__Goal__
Using the listing below, copy every line that mentions "JSON".

Records about charts and figures
━━━━━━━━━━
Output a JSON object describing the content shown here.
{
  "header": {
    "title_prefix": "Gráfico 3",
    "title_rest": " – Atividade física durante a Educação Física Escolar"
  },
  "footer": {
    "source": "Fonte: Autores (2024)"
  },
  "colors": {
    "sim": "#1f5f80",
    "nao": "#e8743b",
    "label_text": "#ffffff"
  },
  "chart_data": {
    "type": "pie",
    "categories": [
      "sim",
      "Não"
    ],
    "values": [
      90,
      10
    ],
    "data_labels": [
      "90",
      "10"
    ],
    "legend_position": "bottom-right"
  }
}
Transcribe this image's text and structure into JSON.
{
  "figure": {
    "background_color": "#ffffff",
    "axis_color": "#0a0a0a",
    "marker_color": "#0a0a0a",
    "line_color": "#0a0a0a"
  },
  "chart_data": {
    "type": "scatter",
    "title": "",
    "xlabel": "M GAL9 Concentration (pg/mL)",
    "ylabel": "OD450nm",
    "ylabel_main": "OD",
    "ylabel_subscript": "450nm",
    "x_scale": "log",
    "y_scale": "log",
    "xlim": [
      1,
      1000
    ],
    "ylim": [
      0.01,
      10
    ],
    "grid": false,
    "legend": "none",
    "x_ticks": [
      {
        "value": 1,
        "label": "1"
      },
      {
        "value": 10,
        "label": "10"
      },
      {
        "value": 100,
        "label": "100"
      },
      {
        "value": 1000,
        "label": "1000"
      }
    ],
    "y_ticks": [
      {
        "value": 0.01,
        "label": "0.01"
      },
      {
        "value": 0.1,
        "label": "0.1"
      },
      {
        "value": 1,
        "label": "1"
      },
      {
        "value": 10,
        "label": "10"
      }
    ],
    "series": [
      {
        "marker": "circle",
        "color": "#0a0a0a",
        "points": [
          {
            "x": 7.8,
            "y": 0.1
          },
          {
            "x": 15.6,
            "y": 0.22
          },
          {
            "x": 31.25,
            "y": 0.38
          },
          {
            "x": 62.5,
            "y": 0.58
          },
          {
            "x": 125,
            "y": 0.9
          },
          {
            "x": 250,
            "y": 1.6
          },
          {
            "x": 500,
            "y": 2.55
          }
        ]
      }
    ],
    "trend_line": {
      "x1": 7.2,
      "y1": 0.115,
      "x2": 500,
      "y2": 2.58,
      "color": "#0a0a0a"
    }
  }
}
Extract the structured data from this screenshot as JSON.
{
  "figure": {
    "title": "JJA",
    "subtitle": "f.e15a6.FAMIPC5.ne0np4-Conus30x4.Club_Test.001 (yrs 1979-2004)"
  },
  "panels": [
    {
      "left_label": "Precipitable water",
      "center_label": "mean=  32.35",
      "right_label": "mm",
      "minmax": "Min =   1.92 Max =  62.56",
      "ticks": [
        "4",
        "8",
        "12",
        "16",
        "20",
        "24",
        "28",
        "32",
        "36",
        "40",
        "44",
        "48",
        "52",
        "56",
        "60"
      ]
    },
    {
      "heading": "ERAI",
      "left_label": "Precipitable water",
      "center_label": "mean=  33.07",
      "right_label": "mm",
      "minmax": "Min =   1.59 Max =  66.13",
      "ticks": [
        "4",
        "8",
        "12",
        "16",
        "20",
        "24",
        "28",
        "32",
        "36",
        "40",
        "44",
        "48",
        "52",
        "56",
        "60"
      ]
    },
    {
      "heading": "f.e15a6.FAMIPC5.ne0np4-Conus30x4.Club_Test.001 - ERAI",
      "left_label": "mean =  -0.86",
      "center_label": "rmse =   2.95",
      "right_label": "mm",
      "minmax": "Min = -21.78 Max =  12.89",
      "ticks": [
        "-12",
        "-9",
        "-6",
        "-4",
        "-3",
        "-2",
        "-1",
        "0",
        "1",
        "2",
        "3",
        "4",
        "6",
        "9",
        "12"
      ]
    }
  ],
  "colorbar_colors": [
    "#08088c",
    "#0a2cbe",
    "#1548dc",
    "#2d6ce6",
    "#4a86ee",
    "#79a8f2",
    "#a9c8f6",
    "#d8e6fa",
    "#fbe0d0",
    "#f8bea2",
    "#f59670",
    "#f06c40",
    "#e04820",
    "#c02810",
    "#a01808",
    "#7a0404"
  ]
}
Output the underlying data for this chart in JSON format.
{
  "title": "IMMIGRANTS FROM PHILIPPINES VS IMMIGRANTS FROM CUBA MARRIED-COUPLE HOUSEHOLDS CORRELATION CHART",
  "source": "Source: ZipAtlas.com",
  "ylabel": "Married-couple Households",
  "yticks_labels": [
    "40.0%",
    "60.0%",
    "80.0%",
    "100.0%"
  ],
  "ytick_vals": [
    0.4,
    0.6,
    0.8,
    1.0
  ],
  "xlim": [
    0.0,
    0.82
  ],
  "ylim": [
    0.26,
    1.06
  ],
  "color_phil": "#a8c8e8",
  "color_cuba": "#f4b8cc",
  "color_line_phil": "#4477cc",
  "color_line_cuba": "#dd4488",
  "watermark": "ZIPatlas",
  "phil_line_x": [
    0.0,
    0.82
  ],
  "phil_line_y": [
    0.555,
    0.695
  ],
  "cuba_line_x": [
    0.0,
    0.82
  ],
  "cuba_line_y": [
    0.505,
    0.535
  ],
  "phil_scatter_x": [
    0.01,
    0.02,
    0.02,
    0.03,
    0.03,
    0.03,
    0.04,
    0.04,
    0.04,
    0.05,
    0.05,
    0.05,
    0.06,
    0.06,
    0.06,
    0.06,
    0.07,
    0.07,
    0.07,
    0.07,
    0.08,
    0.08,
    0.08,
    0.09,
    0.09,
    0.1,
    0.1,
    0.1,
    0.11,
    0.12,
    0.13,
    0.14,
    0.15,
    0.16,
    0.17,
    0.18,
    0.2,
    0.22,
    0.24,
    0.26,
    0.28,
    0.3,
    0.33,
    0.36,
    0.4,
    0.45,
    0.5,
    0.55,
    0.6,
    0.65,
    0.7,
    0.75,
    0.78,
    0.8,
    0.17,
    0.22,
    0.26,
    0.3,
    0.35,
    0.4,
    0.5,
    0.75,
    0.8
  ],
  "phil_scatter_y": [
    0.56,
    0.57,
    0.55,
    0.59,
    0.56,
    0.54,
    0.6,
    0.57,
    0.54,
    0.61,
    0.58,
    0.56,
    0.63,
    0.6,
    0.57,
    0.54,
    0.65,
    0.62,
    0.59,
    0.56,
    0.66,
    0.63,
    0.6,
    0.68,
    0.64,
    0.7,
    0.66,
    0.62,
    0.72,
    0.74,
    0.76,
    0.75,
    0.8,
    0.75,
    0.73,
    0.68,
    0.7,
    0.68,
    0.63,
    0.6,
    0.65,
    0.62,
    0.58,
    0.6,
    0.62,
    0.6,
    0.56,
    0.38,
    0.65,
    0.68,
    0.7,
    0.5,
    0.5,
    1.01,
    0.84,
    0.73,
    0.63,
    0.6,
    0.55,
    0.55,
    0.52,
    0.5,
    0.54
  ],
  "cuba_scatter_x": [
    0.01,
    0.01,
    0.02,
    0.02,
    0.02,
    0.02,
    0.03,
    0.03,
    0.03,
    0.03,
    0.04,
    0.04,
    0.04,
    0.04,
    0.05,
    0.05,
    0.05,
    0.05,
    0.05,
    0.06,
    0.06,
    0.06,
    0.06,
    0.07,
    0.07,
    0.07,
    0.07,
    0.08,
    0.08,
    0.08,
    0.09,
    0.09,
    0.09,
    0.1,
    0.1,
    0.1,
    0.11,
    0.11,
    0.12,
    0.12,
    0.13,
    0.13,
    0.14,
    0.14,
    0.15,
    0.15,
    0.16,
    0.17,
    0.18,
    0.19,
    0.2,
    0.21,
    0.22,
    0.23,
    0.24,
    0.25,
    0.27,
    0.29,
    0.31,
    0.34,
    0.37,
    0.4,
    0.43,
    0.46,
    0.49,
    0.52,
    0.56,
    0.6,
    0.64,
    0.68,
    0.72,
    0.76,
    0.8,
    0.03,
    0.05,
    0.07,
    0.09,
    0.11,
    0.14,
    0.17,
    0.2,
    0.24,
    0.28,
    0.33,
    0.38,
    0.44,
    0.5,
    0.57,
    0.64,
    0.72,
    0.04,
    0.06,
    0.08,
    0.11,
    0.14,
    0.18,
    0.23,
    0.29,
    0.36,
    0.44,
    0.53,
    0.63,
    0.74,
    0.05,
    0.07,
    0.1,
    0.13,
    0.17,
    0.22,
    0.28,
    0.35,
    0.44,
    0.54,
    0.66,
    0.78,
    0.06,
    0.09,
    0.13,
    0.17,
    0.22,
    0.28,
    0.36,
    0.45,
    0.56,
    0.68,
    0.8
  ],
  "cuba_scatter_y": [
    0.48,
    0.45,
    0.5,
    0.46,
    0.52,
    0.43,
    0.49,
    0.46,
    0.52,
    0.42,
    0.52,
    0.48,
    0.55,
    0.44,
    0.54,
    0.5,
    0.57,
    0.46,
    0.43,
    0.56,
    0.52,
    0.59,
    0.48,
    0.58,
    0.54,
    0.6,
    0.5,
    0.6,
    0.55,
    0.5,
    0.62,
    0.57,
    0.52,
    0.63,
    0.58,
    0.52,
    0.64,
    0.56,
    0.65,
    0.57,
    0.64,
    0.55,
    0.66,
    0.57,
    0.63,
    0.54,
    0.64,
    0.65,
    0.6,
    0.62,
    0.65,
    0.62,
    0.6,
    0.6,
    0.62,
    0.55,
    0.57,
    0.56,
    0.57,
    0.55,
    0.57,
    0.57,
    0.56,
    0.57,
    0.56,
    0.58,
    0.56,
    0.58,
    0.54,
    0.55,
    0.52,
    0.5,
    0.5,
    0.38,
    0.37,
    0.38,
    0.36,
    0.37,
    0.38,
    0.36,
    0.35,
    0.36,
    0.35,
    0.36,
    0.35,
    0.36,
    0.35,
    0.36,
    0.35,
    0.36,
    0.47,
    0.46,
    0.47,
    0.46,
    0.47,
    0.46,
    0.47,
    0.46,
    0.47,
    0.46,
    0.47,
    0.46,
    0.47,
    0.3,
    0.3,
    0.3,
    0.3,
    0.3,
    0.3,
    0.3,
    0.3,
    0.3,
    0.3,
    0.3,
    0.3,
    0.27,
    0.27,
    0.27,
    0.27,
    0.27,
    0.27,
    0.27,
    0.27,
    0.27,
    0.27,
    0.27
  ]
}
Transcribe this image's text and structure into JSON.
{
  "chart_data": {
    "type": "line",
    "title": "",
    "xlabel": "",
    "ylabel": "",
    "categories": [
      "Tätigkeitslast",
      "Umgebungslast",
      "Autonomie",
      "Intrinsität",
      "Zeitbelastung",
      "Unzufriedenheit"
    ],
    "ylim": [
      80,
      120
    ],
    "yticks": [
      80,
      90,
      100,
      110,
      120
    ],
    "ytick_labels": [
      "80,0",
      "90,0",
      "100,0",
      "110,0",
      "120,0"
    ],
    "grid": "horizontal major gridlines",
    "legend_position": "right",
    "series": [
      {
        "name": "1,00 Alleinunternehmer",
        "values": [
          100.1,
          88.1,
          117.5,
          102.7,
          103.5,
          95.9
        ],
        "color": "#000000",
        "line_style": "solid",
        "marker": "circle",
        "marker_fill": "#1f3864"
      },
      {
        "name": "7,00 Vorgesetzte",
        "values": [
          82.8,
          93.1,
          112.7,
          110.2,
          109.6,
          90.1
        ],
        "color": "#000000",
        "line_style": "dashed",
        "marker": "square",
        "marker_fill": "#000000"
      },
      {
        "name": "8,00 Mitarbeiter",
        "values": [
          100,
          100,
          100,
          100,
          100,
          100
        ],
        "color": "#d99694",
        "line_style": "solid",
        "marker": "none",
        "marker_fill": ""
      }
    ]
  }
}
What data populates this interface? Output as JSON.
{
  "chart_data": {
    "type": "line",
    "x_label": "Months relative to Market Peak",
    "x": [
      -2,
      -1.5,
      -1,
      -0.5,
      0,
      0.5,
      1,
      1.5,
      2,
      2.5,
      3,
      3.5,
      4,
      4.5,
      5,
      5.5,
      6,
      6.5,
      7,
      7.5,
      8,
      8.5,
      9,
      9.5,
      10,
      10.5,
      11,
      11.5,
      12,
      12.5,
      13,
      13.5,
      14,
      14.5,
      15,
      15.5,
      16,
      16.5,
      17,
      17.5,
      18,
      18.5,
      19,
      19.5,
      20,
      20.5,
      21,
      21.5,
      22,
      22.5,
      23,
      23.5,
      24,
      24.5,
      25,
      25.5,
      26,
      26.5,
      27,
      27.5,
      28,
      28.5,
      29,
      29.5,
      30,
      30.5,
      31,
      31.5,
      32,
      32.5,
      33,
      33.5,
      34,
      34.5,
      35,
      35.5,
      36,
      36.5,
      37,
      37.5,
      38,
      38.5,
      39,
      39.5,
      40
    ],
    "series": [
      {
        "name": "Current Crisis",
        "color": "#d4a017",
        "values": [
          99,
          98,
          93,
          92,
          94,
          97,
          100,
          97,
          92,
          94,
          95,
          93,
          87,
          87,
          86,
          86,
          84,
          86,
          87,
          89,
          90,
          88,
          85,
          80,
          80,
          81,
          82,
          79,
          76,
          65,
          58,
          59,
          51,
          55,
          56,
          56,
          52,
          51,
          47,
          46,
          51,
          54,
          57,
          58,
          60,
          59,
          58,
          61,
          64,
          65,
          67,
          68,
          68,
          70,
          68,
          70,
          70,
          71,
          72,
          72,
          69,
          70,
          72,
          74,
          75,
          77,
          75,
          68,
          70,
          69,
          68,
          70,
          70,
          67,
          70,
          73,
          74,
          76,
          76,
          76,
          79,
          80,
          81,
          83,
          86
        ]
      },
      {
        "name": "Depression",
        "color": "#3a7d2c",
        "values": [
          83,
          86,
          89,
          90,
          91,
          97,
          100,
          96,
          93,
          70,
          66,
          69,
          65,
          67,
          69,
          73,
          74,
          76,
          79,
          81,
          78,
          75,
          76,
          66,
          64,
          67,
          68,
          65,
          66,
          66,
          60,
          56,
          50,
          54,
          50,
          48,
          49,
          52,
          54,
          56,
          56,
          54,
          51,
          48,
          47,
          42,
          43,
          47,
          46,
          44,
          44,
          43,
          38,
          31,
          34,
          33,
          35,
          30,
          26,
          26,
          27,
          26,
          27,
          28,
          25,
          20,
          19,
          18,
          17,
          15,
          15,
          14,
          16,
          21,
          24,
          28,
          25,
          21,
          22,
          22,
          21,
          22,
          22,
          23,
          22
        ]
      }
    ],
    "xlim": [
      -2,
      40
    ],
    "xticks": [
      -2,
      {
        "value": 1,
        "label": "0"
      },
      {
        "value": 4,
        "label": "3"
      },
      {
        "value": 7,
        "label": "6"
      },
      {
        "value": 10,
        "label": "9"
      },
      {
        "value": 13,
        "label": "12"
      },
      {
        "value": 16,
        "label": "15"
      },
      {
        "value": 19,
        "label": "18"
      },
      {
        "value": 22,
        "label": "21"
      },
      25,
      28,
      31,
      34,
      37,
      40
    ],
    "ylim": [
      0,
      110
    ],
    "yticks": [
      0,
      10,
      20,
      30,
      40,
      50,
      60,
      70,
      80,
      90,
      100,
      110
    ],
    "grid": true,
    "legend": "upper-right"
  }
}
━━━━━━━━━━
__Solution__
Output a JSON object describing the content shown here.
Transcribe this image's text and structure into JSON.
Extract the structured data from this screenshot as JSON.
Output the underlying data for this chart in JSON format.
Transcribe this image's text and structure into JSON.
What data populates this interface? Output as JSON.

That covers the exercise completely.